Records about charts and figures
•••
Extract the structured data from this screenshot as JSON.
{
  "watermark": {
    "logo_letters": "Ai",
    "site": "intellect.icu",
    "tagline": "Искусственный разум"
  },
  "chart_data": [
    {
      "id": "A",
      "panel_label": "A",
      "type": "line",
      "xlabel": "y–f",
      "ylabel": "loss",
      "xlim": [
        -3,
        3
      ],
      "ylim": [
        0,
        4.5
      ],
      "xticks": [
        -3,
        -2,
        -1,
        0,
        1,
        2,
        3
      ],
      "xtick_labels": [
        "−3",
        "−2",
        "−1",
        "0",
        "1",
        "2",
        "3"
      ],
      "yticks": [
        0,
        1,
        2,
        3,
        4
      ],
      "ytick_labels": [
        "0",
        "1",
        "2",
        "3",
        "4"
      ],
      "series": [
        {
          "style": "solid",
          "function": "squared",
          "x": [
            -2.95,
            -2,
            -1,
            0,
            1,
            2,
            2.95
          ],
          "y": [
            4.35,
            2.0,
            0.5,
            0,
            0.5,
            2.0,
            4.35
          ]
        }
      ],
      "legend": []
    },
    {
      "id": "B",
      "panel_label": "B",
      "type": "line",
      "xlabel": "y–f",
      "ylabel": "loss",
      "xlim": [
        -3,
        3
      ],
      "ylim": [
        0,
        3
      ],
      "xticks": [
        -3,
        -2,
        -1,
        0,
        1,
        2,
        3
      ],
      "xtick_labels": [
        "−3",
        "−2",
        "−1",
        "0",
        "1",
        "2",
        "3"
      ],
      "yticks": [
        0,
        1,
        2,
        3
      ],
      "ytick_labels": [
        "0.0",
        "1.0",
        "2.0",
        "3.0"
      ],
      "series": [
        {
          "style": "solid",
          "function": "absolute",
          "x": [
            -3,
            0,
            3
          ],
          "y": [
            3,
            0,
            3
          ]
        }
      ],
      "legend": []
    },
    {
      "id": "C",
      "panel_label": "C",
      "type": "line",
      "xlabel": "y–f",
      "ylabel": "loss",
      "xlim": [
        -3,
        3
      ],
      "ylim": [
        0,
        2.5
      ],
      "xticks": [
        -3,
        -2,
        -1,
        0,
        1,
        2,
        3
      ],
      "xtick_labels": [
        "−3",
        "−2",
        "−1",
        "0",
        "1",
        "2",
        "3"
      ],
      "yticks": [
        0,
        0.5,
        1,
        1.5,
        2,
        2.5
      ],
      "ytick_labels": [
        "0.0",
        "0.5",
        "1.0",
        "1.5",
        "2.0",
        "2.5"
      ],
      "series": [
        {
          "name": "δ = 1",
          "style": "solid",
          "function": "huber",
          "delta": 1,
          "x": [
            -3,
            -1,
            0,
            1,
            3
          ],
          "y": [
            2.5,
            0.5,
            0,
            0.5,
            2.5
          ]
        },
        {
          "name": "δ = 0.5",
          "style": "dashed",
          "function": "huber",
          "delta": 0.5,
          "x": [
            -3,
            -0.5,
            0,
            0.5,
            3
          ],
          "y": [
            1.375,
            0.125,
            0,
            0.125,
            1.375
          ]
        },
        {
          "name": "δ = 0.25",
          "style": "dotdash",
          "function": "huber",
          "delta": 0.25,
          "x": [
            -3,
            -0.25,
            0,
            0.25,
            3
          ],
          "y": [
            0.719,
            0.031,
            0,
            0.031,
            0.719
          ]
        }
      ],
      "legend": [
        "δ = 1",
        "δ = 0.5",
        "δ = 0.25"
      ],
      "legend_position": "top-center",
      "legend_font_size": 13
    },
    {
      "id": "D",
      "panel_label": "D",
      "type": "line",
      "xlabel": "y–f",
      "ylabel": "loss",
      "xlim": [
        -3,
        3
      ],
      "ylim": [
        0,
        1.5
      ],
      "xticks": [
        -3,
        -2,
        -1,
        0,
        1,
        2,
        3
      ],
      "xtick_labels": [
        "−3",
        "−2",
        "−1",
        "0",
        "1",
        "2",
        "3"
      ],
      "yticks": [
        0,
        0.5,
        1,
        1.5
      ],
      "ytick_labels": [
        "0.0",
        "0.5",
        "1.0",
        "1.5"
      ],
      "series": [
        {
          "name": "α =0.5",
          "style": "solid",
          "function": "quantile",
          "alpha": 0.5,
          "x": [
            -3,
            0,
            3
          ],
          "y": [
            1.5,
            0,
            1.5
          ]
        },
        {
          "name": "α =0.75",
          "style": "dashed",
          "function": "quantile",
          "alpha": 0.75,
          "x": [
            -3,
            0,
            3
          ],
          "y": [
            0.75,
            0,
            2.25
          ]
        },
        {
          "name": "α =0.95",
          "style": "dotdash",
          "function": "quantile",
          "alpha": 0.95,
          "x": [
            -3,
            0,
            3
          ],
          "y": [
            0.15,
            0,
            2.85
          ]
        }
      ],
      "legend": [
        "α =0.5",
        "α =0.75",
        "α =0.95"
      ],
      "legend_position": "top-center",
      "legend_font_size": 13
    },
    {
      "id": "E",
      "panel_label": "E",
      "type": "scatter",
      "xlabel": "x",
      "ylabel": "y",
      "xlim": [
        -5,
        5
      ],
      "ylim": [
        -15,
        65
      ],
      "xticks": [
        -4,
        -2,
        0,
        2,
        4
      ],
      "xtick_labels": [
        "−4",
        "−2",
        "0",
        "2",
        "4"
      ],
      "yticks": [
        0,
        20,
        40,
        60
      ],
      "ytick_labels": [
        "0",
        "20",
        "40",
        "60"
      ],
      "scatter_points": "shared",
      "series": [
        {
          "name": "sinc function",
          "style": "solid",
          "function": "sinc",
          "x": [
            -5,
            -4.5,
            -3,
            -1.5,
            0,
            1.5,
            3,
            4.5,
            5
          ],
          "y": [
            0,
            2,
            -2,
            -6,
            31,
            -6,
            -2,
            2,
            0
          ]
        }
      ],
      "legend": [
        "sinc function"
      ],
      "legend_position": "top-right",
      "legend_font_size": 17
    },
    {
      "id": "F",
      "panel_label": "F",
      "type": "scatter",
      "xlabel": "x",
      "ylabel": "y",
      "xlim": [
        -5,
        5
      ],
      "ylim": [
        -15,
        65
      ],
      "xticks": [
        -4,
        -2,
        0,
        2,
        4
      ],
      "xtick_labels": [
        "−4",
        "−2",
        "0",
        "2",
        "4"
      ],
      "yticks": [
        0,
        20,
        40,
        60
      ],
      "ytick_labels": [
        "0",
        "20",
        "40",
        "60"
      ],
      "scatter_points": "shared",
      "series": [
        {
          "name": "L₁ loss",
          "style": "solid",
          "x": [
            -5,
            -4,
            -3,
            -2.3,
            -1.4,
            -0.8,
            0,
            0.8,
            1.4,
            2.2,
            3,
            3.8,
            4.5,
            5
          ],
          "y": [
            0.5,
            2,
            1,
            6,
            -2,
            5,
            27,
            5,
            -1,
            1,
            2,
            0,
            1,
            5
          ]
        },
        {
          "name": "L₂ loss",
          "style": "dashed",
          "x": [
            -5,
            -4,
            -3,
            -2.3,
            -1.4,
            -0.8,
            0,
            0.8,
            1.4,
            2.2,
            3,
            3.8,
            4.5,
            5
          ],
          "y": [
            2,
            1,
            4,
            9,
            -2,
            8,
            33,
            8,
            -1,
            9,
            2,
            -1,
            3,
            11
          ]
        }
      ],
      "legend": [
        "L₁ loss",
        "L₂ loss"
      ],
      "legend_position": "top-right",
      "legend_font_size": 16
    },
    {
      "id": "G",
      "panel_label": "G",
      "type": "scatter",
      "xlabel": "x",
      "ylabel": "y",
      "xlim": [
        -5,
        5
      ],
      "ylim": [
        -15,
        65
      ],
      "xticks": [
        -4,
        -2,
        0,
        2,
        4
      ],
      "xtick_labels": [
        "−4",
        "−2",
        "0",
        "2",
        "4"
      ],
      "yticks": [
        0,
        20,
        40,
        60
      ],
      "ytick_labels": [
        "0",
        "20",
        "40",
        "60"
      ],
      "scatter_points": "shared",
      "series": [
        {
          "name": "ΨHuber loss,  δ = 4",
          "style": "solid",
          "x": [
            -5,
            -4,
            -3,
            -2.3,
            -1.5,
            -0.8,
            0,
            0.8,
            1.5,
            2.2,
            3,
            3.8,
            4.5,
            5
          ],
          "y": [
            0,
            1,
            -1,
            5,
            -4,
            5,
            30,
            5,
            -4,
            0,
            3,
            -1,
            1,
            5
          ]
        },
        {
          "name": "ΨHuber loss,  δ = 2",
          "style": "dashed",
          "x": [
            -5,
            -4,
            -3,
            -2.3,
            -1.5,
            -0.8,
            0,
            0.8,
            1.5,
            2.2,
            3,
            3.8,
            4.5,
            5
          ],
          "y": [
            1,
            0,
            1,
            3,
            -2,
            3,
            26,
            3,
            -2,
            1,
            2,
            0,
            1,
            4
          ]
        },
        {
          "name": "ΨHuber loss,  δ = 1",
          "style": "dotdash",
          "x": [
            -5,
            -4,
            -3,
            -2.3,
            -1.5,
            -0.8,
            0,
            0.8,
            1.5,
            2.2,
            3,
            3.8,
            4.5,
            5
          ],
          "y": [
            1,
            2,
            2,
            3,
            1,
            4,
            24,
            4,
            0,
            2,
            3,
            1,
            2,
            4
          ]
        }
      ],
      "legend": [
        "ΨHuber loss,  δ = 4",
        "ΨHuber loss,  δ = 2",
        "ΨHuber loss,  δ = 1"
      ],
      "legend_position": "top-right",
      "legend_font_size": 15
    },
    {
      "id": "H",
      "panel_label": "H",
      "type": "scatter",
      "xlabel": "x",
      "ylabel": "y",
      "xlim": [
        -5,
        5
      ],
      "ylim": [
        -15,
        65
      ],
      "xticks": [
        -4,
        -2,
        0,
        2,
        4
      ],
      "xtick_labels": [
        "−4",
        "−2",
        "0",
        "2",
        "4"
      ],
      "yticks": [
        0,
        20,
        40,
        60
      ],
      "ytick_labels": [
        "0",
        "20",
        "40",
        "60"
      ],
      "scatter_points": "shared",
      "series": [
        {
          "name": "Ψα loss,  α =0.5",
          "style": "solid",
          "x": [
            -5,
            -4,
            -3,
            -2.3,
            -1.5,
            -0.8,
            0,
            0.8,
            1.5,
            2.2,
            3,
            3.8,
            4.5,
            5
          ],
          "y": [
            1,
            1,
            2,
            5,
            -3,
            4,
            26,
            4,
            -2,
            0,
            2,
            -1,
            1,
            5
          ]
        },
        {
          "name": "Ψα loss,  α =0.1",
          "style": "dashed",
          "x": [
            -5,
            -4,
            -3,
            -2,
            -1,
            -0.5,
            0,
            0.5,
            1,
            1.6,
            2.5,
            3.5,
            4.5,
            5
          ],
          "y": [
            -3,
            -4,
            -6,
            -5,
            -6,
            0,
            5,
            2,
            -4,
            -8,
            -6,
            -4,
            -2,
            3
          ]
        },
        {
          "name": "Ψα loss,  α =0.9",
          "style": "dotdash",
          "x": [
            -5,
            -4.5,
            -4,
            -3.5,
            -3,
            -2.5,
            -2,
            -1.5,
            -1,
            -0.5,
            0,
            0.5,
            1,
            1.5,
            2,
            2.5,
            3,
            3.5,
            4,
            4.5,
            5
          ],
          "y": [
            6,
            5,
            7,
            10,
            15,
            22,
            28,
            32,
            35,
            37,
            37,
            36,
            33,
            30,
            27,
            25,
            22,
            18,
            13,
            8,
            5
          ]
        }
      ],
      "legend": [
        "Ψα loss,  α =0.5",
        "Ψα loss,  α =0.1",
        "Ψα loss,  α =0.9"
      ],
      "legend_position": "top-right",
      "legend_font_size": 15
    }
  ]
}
•••
* _What is being asked_: Review the preceding data and report every line that includes the string "ΨHuber".

* _Solved problem_:
          "name": "ΨHuber loss,  δ = 4",
          "name": "ΨHuber loss,  δ = 2",
          "name": "ΨHuber loss,  δ = 1",
        "ΨHuber loss,  δ = 4",
        "ΨHuber loss,  δ = 2",
        "ΨHuber loss,  δ = 1"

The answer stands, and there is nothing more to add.